# Start of Records shown
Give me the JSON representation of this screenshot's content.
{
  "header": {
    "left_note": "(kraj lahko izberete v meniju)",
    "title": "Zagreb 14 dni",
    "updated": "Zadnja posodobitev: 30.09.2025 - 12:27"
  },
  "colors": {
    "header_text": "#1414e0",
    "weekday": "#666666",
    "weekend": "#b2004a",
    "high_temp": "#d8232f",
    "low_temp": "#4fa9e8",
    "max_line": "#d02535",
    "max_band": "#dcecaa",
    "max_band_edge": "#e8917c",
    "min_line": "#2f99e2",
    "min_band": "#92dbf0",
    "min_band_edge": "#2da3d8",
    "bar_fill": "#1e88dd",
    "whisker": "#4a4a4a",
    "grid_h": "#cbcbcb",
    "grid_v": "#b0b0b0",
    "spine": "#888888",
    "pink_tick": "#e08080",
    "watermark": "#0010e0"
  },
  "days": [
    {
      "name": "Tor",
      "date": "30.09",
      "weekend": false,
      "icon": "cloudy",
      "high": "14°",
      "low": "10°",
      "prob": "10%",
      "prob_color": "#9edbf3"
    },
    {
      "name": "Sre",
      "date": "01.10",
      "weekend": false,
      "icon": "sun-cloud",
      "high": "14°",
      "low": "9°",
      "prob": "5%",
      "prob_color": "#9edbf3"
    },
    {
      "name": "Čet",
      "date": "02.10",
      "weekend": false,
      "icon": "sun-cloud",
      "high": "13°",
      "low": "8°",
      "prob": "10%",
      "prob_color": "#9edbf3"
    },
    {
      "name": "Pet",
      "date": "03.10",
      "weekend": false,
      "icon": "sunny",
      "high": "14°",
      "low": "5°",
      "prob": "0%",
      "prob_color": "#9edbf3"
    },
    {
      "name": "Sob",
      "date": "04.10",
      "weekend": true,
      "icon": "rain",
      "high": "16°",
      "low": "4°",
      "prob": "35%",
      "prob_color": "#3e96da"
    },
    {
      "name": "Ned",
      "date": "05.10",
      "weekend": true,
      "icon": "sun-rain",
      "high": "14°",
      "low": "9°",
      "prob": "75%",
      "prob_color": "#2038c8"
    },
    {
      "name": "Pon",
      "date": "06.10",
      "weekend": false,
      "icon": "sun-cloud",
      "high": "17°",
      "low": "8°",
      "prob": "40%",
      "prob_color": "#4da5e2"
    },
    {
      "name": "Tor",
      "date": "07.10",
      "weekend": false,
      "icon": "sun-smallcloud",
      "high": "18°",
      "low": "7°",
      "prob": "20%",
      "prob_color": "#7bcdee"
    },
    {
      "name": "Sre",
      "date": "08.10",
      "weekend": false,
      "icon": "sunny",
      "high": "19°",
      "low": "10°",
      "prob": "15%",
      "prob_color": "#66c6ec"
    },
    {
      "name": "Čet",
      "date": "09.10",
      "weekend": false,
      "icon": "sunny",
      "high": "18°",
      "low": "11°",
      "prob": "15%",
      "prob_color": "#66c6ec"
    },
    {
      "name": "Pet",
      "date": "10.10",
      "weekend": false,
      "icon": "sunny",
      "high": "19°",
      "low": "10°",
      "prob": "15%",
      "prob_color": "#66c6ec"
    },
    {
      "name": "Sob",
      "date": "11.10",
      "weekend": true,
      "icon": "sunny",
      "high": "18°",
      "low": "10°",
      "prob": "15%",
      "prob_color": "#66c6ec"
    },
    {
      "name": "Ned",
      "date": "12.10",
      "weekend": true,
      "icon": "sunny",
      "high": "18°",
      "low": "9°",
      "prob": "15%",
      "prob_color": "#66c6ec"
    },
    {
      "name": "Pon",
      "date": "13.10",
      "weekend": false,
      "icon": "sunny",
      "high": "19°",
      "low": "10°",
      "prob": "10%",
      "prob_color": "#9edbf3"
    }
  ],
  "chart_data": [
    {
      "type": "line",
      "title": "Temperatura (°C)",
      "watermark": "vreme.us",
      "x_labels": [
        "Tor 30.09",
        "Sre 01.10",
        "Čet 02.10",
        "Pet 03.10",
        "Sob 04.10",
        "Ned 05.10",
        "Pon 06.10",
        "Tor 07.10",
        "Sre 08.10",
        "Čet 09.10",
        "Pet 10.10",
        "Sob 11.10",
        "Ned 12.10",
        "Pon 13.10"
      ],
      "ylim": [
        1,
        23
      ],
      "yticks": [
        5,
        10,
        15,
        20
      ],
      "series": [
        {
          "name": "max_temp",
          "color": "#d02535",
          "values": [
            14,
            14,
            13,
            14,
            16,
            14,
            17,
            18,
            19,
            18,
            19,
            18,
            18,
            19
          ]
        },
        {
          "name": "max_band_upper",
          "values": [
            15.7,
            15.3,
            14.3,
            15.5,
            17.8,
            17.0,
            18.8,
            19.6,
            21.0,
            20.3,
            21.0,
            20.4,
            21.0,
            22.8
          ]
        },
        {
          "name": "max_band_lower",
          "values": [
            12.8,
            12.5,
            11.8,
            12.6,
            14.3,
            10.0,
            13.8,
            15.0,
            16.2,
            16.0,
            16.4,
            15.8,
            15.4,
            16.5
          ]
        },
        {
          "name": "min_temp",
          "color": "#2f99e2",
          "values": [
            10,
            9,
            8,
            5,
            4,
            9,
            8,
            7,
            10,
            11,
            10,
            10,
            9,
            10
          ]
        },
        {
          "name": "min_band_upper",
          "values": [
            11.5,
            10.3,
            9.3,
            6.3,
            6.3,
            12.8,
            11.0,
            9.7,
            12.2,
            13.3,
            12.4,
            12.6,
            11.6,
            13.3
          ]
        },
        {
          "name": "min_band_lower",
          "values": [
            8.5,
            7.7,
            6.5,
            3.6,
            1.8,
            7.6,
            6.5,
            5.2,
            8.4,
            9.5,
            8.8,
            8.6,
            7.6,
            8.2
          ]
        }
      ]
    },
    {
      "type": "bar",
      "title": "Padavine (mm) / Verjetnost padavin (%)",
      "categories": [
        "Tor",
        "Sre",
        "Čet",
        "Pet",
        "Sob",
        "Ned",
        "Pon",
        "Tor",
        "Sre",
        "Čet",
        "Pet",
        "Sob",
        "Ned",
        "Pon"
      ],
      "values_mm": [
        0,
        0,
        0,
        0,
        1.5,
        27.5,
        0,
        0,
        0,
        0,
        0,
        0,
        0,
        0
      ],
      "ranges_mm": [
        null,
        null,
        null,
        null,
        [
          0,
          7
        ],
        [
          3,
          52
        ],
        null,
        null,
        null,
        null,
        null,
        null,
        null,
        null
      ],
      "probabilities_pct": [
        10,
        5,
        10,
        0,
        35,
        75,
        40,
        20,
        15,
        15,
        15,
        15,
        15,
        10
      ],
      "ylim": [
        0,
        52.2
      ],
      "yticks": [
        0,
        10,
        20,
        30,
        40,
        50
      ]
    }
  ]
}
# End of Records shown
**Requirement**. Each record above should be restated word for word.

**Answer to the task**.
Give me the JSON representation of this screenshot's content.
{
  "header": {
    "left_note": "(kraj lahko izberete v meniju)",
    "title": "Zagreb 14 dni",
    "updated": "Zadnja posodobitev: 30.09.2025 - 12:27"
  },
  "colors": {
    "header_text": "#1414e0",
    "weekday": "#666666",
    "weekend": "#b2004a",
    "high_temp": "#d8232f",
    "low_temp": "#4fa9e8",
    "max_line": "#d02535",
    "max_band": "#dcecaa",
    "max_band_edge": "#e8917c",
    "min_line": "#2f99e2",
    "min_band": "#92dbf0",
    "min_band_edge": "#2da3d8",
    "bar_fill": "#1e88dd",
    "whisker": "#4a4a4a",
    "grid_h": "#cbcbcb",
    "grid_v": "#b0b0b0",
    "spine": "#888888",
    "pink_tick": "#e08080",
    "watermark": "#0010e0"
  },
  "days": [
    {
      "name": "Tor",
      "date": "30.09",
      "weekend": false,
      "icon": "cloudy",
      "high": "14°",
      "low": "10°",
      "prob": "10%",
      "prob_color": "#9edbf3"
    },
    {
      "name": "Sre",
      "date": "01.10",
      "weekend": false,
      "icon": "sun-cloud",
      "high": "14°",
      "low": "9°",
      "prob": "5%",
      "prob_color": "#9edbf3"
    },
    {
      "name": "Čet",
      "date": "02.10",
      "weekend": false,
      "icon": "sun-cloud",
      "high": "13°",
      "low": "8°",
      "prob": "10%",
      "prob_color": "#9edbf3"
    },
    {
      "name": "Pet",
      "date": "03.10",
      "weekend": false,
      "icon": "sunny",
      "high": "14°",
      "low": "5°",
      "prob": "0%",
      "prob_color": "#9edbf3"
    },
    {
      "name": "Sob",
      "date": "04.10",
      "weekend": true,
      "icon": "rain",
      "high": "16°",
      "low": "4°",
      "prob": "35%",
      "prob_color": "#3e96da"
    },
    {
      "name": "Ned",
      "date": "05.10",
      "weekend": true,
      "icon": "sun-rain",
      "high": "14°",
      "low": "9°",
      "prob": "75%",
      "prob_color": "#2038c8"
    },
    {
      "name": "Pon",
      "date": "06.10",
      "weekend": false,
      "icon": "sun-cloud",
      "high": "17°",
      "low": "8°",
      "prob": "40%",
      "prob_color": "#4da5e2"
    },
    {
      "name": "Tor",
      "date": "07.10",
      "weekend": false,
      "icon": "sun-smallcloud",
      "high": "18°",
      "low": "7°",
      "prob": "20%",
      "prob_color": "#7bcdee"
    },
    {
      "name": "Sre",
      "date": "08.10",
      "weekend": false,
      "icon": "sunny",
      "high": "19°",
      "low": "10°",
      "prob": "15%",
      "prob_color": "#66c6ec"
    },
    {
      "name": "Čet",
      "date": "09.10",
      "weekend": false,
      "icon": "sunny",
      "high": "18°",
      "low": "11°",
      "prob": "15%",
      "prob_color": "#66c6ec"
    },
    {
      "name": "Pet",
      "date": "10.10",
      "weekend": false,
      "icon": "sunny",
      "high": "19°",
      "low": "10°",
      "prob": "15%",
      "prob_color": "#66c6ec"
    },
    {
      "name": "Sob",
      "date": "11.10",
      "weekend": true,
      "icon": "sunny",
      "high": "18°",
      "low": "10°",
      "prob": "15%",
      "prob_color": "#66c6ec"
    },
    {
      "name": "Ned",
      "date": "12.10",
      "weekend": true,
      "icon": "sunny",
      "high": "18°",
      "low": "9°",
      "prob": "15%",
      "prob_color": "#66c6ec"
    },
    {
      "name": "Pon",
      "date": "13.10",
      "weekend": false,
      "icon": "sunny",
      "high": "19°",
      "low": "10°",
      "prob": "10%",
      "prob_color": "#9edbf3"
    }
  ],
  "chart_data": [
    {
      "type": "line",
      "title": "Temperatura (°C)",
      "watermark": "vreme.us",
      "x_labels": [
        "Tor 30.09",
        "Sre 01.10",
        "Čet 02.10",
        "Pet 03.10",
        "Sob 04.10",
        "Ned 05.10",
        "Pon 06.10",
        "Tor 07.10",
        "Sre 08.10",
        "Čet 09.10",
        "Pet 10.10",
        "Sob 11.10",
        "Ned 12.10",
        "Pon 13.10"
      ],
      "ylim": [
        1,
        23
      ],
      "yticks": [
        5,
        10,
        15,
        20
      ],
      "series": [
        {
          "name": "max_temp",
          "color": "#d02535",
          "values": [
            14,
            14,
            13,
            14,
            16,
            14,
            17,
            18,
            19,
            18,
            19,
            18,
            18,
            19
          ]
        },
        {
          "name": "max_band_upper",
          "values": [
            15.7,
            15.3,
            14.3,
            15.5,
            17.8,
            17.0,
            18.8,
            19.6,
            21.0,
            20.3,
            21.0,
            20.4,
            21.0,
            22.8
          ]
        },
        {
          "name": "max_band_lower",
          "values": [
            12.8,
            12.5,
            11.8,
            12.6,
            14.3,
            10.0,
            13.8,
            15.0,
            16.2,
            16.0,
            16.4,
            15.8,
            15.4,
            16.5
          ]
        },
        {
          "name": "min_temp",
          "color": "#2f99e2",
          "values": [
            10,
            9,
            8,
            5,
            4,
            9,
            8,
            7,
            10,
            11,
            10,
            10,
            9,
            10
          ]
        },
        {
          "name": "min_band_upper",
          "values": [
            11.5,
            10.3,
            9.3,
            6.3,
            6.3,
            12.8,
            11.0,
            9.7,
            12.2,
            13.3,
            12.4,
            12.6,
            11.6,
            13.3
          ]
        },
        {
          "name": "min_band_lower",
          "values": [
            8.5,
            7.7,
            6.5,
            3.6,
            1.8,
            7.6,
            6.5,
            5.2,
            8.4,
            9.5,
            8.8,
            8.6,
            7.6,
            8.2
          ]
        }
      ]
    },
    {
      "type": "bar",
      "title": "Padavine (mm) / Verjetnost padavin (%)",
      "categories": [
        "Tor",
        "Sre",
        "Čet",
        "Pet",
        "Sob",
        "Ned",
        "Pon",
        "Tor",
        "Sre",
        "Čet",
        "Pet",
        "Sob",
        "Ned",
        "Pon"
      ],
      "values_mm": [
        0,
        0,
        0,
        0,
        1.5,
        27.5,
        0,
        0,
        0,
        0,
        0,
        0,
        0,
        0
      ],
      "ranges_mm": [
        null,
        null,
        null,
        null,
        [
          0,
          7
        ],
        [
          3,
          52
        ],
        null,
        null,
        null,
        null,
        null,
        null,
        null,
        null
      ],
      "probabilities_pct": [
        10,
        5,
        10,
        0,
        35,
        75,
        40,
        20,
        15,
        15,
        15,
        15,
        15,
        10
      ],
      "ylim": [
        0,
        52.2
      ],
      "yticks": [
        0,
        10,
        20,
        30,
        40,
        50
      ]
    }
  ]
}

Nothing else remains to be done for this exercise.